PROBLEM DETAILS: Each line should be copied exactly.

STORED RECORDS:
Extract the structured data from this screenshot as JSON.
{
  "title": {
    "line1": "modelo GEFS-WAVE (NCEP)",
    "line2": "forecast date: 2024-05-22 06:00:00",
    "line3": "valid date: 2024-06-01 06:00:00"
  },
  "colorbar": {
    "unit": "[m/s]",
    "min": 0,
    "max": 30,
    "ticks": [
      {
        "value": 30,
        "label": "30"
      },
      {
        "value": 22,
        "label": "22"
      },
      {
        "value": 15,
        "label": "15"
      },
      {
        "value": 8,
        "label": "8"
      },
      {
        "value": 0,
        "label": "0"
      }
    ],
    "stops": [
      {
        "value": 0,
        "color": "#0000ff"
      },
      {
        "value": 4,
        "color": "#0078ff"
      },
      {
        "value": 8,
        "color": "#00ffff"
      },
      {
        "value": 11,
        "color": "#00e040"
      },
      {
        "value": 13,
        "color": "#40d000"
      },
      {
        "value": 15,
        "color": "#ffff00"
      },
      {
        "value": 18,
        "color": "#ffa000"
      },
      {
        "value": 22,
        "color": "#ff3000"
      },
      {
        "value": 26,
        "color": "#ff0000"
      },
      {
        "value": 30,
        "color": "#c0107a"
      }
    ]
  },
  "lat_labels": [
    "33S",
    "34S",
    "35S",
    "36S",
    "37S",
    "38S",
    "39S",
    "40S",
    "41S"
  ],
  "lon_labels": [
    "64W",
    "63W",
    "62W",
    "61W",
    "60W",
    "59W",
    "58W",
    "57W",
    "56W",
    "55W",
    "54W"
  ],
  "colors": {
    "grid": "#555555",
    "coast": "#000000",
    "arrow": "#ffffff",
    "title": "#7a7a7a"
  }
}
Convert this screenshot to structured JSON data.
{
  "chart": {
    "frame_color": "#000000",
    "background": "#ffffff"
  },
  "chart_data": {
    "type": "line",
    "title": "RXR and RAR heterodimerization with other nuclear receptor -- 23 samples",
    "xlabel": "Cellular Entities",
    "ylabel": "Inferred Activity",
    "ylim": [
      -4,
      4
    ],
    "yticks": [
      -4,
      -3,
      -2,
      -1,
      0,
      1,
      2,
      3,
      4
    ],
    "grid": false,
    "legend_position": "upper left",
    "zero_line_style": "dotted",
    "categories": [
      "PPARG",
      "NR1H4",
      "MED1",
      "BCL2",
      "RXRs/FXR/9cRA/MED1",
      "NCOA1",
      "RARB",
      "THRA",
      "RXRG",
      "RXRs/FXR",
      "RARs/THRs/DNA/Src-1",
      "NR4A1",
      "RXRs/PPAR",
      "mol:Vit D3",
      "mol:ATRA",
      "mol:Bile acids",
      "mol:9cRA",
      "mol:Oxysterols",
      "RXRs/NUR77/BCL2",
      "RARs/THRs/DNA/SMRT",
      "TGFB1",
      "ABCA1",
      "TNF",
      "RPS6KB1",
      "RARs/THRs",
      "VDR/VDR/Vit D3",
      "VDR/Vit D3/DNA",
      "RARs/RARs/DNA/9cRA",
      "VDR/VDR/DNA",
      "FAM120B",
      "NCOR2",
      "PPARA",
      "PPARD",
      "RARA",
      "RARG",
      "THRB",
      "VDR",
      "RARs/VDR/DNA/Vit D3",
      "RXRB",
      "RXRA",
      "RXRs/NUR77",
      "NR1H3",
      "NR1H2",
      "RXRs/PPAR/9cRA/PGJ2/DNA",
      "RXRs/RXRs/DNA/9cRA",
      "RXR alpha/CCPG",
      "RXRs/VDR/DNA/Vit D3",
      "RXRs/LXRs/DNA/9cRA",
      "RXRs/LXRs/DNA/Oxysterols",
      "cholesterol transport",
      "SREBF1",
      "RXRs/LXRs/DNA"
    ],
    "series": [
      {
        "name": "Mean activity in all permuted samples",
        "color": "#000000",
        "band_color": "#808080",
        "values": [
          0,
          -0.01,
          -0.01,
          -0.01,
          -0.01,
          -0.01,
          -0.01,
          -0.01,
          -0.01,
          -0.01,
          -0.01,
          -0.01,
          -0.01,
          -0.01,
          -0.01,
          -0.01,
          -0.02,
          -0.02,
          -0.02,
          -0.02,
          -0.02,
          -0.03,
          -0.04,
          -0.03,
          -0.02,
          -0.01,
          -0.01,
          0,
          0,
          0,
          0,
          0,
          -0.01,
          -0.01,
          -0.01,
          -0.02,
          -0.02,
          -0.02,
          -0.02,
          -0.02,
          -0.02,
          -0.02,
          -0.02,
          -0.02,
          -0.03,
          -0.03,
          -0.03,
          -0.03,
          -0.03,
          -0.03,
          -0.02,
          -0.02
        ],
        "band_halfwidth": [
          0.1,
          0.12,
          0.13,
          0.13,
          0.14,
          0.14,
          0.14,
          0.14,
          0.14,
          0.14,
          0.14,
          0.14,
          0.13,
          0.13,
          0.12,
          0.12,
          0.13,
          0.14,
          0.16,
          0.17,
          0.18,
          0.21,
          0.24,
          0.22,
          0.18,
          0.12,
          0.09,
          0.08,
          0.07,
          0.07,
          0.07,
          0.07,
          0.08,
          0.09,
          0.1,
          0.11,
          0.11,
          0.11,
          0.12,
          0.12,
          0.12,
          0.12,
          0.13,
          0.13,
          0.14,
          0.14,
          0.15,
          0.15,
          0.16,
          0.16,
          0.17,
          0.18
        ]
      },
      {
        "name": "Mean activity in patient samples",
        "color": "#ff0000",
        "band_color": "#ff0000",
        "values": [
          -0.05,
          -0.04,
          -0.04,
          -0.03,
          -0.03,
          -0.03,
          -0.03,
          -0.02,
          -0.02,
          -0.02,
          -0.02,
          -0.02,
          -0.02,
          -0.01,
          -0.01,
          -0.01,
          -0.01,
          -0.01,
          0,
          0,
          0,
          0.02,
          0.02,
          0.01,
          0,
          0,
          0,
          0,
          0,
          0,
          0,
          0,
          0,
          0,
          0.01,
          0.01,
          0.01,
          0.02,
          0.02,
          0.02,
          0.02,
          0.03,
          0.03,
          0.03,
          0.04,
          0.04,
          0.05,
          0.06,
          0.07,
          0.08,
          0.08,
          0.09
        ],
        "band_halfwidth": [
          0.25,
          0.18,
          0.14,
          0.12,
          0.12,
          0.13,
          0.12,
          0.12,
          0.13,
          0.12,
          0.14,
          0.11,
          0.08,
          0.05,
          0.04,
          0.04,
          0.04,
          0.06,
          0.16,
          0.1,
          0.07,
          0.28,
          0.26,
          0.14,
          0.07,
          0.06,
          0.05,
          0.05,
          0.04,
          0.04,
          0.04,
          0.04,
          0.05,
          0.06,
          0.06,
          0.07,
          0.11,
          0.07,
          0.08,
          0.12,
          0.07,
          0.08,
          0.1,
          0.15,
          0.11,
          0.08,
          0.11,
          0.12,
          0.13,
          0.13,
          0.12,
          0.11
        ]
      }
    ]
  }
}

SOLUTION TO THIS TASK:
Extract the structured data from this screenshot as JSON.
{
  "title": {
    "line1": "modelo GEFS-WAVE (NCEP)",
    "line2": "forecast date: 2024-05-22 06:00:00",
    "line3": "valid date: 2024-06-01 06:00:00"
  },
  "colorbar": {
    "unit": "[m/s]",
    "min": 0,
    "max": 30,
    "ticks": [
      {
        "value": 30,
        "label": "30"
      },
      {
        "value": 22,
        "label": "22"
      },
      {
        "value": 15,
        "label": "15"
      },
      {
        "value": 8,
        "label": "8"
      },
      {
        "value": 0,
        "label": "0"
      }
    ],
    "stops": [
      {
        "value": 0,
        "color": "#0000ff"
      },
      {
        "value": 4,
        "color": "#0078ff"
      },
      {
        "value": 8,
        "color": "#00ffff"
      },
      {
        "value": 11,
        "color": "#00e040"
      },
      {
        "value": 13,
        "color": "#40d000"
      },
      {
        "value": 15,
        "color": "#ffff00"
      },
      {
        "value": 18,
        "color": "#ffa000"
      },
      {
        "value": 22,
        "color": "#ff3000"
      },
      {
        "value": 26,
        "color": "#ff0000"
      },
      {
        "value": 30,
        "color": "#c0107a"
      }
    ]
  },
  "lat_labels": [
    "33S",
    "34S",
    "35S",
    "36S",
    "37S",
    "38S",
    "39S",
    "40S",
    "41S"
  ],
  "lon_labels": [
    "64W",
    "63W",
    "62W",
    "61W",
    "60W",
    "59W",
    "58W",
    "57W",
    "56W",
    "55W",
    "54W"
  ],
  "colors": {
    "grid": "#555555",
    "coast": "#000000",
    "arrow": "#ffffff",
    "title": "#7a7a7a"
  }
}
Convert this screenshot to structured JSON data.
{
  "chart": {
    "frame_color": "#000000",
    "background": "#ffffff"
  },
  "chart_data": {
    "type": "line",
    "title": "RXR and RAR heterodimerization with other nuclear receptor -- 23 samples",
    "xlabel": "Cellular Entities",
    "ylabel": "Inferred Activity",
    "ylim": [
      -4,
      4
    ],
    "yticks": [
      -4,
      -3,
      -2,
      -1,
      0,
      1,
      2,
      3,
      4
    ],
    "grid": false,
    "legend_position": "upper left",
    "zero_line_style": "dotted",
    "categories": [
      "PPARG",
      "NR1H4",
      "MED1",
      "BCL2",
      "RXRs/FXR/9cRA/MED1",
      "NCOA1",
      "RARB",
      "THRA",
      "RXRG",
      "RXRs/FXR",
      "RARs/THRs/DNA/Src-1",
      "NR4A1",
      "RXRs/PPAR",
      "mol:Vit D3",
      "mol:ATRA",
      "mol:Bile acids",
      "mol:9cRA",
      "mol:Oxysterols",
      "RXRs/NUR77/BCL2",
      "RARs/THRs/DNA/SMRT",
      "TGFB1",
      "ABCA1",
      "TNF",
      "RPS6KB1",
      "RARs/THRs",
      "VDR/VDR/Vit D3",
      "VDR/Vit D3/DNA",
      "RARs/RARs/DNA/9cRA",
      "VDR/VDR/DNA",
      "FAM120B",
      "NCOR2",
      "PPARA",
      "PPARD",
      "RARA",
      "RARG",
      "THRB",
      "VDR",
      "RARs/VDR/DNA/Vit D3",
      "RXRB",
      "RXRA",
      "RXRs/NUR77",
      "NR1H3",
      "NR1H2",
      "RXRs/PPAR/9cRA/PGJ2/DNA",
      "RXRs/RXRs/DNA/9cRA",
      "RXR alpha/CCPG",
      "RXRs/VDR/DNA/Vit D3",
      "RXRs/LXRs/DNA/9cRA",
      "RXRs/LXRs/DNA/Oxysterols",
      "cholesterol transport",
      "SREBF1",
      "RXRs/LXRs/DNA"
    ],
    "series": [
      {
        "name": "Mean activity in all permuted samples",
        "color": "#000000",
        "band_color": "#808080",
        "values": [
          0,
          -0.01,
          -0.01,
          -0.01,
          -0.01,
          -0.01,
          -0.01,
          -0.01,
          -0.01,
          -0.01,
          -0.01,
          -0.01,
          -0.01,
          -0.01,
          -0.01,
          -0.01,
          -0.02,
          -0.02,
          -0.02,
          -0.02,
          -0.02,
          -0.03,
          -0.04,
          -0.03,
          -0.02,
          -0.01,
          -0.01,
          0,
          0,
          0,
          0,
          0,
          -0.01,
          -0.01,
          -0.01,
          -0.02,
          -0.02,
          -0.02,
          -0.02,
          -0.02,
          -0.02,
          -0.02,
          -0.02,
          -0.02,
          -0.03,
          -0.03,
          -0.03,
          -0.03,
          -0.03,
          -0.03,
          -0.02,
          -0.02
        ],
        "band_halfwidth": [
          0.1,
          0.12,
          0.13,
          0.13,
          0.14,
          0.14,
          0.14,
          0.14,
          0.14,
          0.14,
          0.14,
          0.14,
          0.13,
          0.13,
          0.12,
          0.12,
          0.13,
          0.14,
          0.16,
          0.17,
          0.18,
          0.21,
          0.24,
          0.22,
          0.18,
          0.12,
          0.09,
          0.08,
          0.07,
          0.07,
          0.07,
          0.07,
          0.08,
          0.09,
          0.1,
          0.11,
          0.11,
          0.11,
          0.12,
          0.12,
          0.12,
          0.12,
          0.13,
          0.13,
          0.14,
          0.14,
          0.15,
          0.15,
          0.16,
          0.16,
          0.17,
          0.18
        ]
      },
      {
        "name": "Mean activity in patient samples",
        "color": "#ff0000",
        "band_color": "#ff0000",
        "values": [
          -0.05,
          -0.04,
          -0.04,
          -0.03,
          -0.03,
          -0.03,
          -0.03,
          -0.02,
          -0.02,
          -0.02,
          -0.02,
          -0.02,
          -0.02,
          -0.01,
          -0.01,
          -0.01,
          -0.01,
          -0.01,
          0,
          0,
          0,
          0.02,
          0.02,
          0.01,
          0,
          0,
          0,
          0,
          0,
          0,
          0,
          0,
          0,
          0,
          0.01,
          0.01,
          0.01,
          0.02,
          0.02,
          0.02,
          0.02,
          0.03,
          0.03,
          0.03,
          0.04,
          0.04,
          0.05,
          0.06,
          0.07,
          0.08,
          0.08,
          0.09
        ],
        "band_halfwidth": [
          0.25,
          0.18,
          0.14,
          0.12,
          0.12,
          0.13,
          0.12,
          0.12,
          0.13,
          0.12,
          0.14,
          0.11,
          0.08,
          0.05,
          0.04,
          0.04,
          0.04,
          0.06,
          0.16,
          0.1,
          0.07,
          0.28,
          0.26,
          0.14,
          0.07,
          0.06,
          0.05,
          0.05,
          0.04,
          0.04,
          0.04,
          0.04,
          0.05,
          0.06,
          0.06,
          0.07,
          0.11,
          0.07,
          0.08,
          0.12,
          0.07,
          0.08,
          0.1,
          0.15,
          0.11,
          0.08,
          0.11,
          0.12,
          0.13,
          0.13,
          0.12,
          0.11
        ]
      }
    ]
  }
}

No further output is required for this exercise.